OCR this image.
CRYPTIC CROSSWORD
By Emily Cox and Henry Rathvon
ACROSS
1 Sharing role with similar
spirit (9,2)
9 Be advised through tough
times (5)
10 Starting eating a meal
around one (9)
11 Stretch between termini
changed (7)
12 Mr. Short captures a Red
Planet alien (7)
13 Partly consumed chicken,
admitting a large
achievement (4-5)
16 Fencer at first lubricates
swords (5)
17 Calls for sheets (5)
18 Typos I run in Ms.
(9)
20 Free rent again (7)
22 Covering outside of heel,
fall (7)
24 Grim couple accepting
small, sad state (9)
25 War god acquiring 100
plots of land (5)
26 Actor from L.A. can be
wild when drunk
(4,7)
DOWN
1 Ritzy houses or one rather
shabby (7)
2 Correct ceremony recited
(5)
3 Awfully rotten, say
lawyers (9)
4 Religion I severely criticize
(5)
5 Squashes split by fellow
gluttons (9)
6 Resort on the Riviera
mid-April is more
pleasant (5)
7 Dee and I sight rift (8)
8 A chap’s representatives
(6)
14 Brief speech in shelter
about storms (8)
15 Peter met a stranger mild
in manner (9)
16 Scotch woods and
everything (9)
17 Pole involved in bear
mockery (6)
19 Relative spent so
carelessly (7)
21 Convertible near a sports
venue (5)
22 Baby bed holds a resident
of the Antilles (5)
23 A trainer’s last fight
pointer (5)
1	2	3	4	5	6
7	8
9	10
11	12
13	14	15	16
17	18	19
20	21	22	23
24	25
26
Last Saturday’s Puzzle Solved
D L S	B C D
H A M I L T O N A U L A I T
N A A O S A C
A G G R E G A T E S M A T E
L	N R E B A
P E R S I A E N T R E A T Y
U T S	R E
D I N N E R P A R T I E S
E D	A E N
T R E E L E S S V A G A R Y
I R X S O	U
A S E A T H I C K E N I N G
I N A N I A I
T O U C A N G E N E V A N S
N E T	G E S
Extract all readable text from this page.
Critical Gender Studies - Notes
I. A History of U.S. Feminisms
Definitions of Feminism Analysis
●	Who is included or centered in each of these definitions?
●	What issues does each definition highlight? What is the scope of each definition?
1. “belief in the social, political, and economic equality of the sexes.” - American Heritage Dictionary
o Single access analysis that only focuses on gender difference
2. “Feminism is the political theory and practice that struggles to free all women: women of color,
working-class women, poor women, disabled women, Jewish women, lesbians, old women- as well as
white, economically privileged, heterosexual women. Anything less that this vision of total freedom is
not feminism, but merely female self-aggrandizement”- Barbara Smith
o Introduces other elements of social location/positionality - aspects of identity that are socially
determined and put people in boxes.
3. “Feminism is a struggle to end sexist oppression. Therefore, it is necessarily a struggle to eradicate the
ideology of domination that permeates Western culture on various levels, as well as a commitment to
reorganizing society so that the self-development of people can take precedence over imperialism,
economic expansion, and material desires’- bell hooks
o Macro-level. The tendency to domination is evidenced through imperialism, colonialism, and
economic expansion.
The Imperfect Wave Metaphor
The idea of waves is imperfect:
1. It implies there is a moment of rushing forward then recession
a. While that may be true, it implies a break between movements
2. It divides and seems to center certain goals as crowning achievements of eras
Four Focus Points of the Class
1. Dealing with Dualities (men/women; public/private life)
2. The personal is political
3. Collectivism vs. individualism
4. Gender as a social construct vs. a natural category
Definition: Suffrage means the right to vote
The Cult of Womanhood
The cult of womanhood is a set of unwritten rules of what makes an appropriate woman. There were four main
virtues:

+++++

• _Goal of the exercise_
Above are some records; repeat all of them exactly.

• _Solution to the exercise_
OCR this image.
CRYPTIC CROSSWORD
By Emily Cox and Henry Rathvon
ACROSS
1 Sharing role with similar
spirit (9,2)
9 Be advised through tough
times (5)
10 Starting eating a meal
around one (9)
11 Stretch between termini
changed (7)
12 Mr. Short captures a Red
Planet alien (7)
13 Partly consumed chicken,
admitting a large
achievement (4-5)
16 Fencer at first lubricates
swords (5)
17 Calls for sheets (5)
18 Typos I run in Ms.
(9)
20 Free rent again (7)
22 Covering outside of heel,
fall (7)
24 Grim couple accepting
small, sad state (9)
25 War god acquiring 100
plots of land (5)
26 Actor from L.A. can be
wild when drunk
(4,7)
DOWN
1 Ritzy houses or one rather
shabby (7)
2 Correct ceremony recited
(5)
3 Awfully rotten, say
lawyers (9)
4 Religion I severely criticize
(5)
5 Squashes split by fellow
gluttons (9)
6 Resort on the Riviera
mid-April is more
pleasant (5)
7 Dee and I sight rift (8)
8 A chap’s representatives
(6)
14 Brief speech in shelter
about storms (8)
15 Peter met a stranger mild
in manner (9)
16 Scotch woods and
everything (9)
17 Pole involved in bear
mockery (6)
19 Relative spent so
carelessly (7)
21 Convertible near a sports
venue (5)
22 Baby bed holds a resident
of the Antilles (5)
23 A trainer’s last fight
pointer (5)
1	2	3	4	5	6
7	8
9	10
11	12
13	14	15	16
17	18	19
20	21	22	23
24	25
26
Last Saturday’s Puzzle Solved
D L S	B C D
H A M I L T O N A U L A I T
N A A O S A C
A G G R E G A T E S M A T E
L	N R E B A
P E R S I A E N T R E A T Y
U T S	R E
D I N N E R P A R T I E S
E D	A E N
T R E E L E S S V A G A R Y
I R X S O	U
A S E A T H I C K E N I N G
I N A N I A I
T O U C A N G E N E V A N S
N E T	G E S
Extract all readable text from this page.
Critical Gender Studies - Notes
I. A History of U.S. Feminisms
Definitions of Feminism Analysis
●	Who is included or centered in each of these definitions?
●	What issues does each definition highlight? What is the scope of each definition?
1. “belief in the social, political, and economic equality of the sexes.” - American Heritage Dictionary
o Single access analysis that only focuses on gender difference
2. “Feminism is the political theory and practice that struggles to free all women: women of color,
working-class women, poor women, disabled women, Jewish women, lesbians, old women- as well as
white, economically privileged, heterosexual women. Anything less that this vision of total freedom is
not feminism, but merely female self-aggrandizement”- Barbara Smith
o Introduces other elements of social location/positionality - aspects of identity that are socially
determined and put people in boxes.
3. “Feminism is a struggle to end sexist oppression. Therefore, it is necessarily a struggle to eradicate the
ideology of domination that permeates Western culture on various levels, as well as a commitment to
reorganizing society so that the self-development of people can take precedence over imperialism,
economic expansion, and material desires’- bell hooks
o Macro-level. The tendency to domination is evidenced through imperialism, colonialism, and
economic expansion.
The Imperfect Wave Metaphor
The idea of waves is imperfect:
1. It implies there is a moment of rushing forward then recession
a. While that may be true, it implies a break between movements
2. It divides and seems to center certain goals as crowning achievements of eras
Four Focus Points of the Class
1. Dealing with Dualities (men/women; public/private life)
2. The personal is political
3. Collectivism vs. individualism
4. Gender as a social construct vs. a natural category
Definition: Suffrage means the right to vote
The Cult of Womanhood
The cult of womanhood is a set of unwritten rules of what makes an appropriate woman. There were four main
virtues:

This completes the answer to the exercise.